━━━ Input for this task ━━━

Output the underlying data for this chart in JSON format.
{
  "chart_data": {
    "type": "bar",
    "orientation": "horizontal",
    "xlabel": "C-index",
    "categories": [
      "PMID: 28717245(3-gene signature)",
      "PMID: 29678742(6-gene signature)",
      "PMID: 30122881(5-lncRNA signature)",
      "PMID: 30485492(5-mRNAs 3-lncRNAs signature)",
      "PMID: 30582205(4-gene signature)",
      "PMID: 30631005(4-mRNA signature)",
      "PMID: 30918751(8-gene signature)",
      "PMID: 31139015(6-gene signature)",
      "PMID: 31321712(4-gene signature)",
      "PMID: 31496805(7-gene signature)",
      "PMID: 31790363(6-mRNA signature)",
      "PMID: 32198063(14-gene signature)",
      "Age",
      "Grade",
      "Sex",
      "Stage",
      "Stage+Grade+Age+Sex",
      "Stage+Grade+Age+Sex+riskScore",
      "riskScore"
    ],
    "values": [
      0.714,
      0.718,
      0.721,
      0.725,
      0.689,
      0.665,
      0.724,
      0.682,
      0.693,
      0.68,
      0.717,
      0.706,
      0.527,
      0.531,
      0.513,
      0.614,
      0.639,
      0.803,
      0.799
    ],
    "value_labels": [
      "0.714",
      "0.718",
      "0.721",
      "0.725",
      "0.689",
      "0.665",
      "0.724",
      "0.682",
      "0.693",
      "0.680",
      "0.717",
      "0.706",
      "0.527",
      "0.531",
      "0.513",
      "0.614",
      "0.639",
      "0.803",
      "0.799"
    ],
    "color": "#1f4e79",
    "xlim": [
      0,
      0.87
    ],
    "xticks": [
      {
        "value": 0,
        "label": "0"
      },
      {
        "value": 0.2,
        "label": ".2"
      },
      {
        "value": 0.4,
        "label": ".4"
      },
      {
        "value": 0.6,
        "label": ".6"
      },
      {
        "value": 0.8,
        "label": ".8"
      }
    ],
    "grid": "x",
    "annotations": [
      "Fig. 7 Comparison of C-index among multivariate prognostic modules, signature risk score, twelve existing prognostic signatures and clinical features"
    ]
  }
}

━━━

§ **Problem statement**
Whenever the string "riskScore" shows up in a line of the entries, copy that line.

§ **Expected output**
      "Stage+Grade+Age+Sex+riskScore",
      "riskScore"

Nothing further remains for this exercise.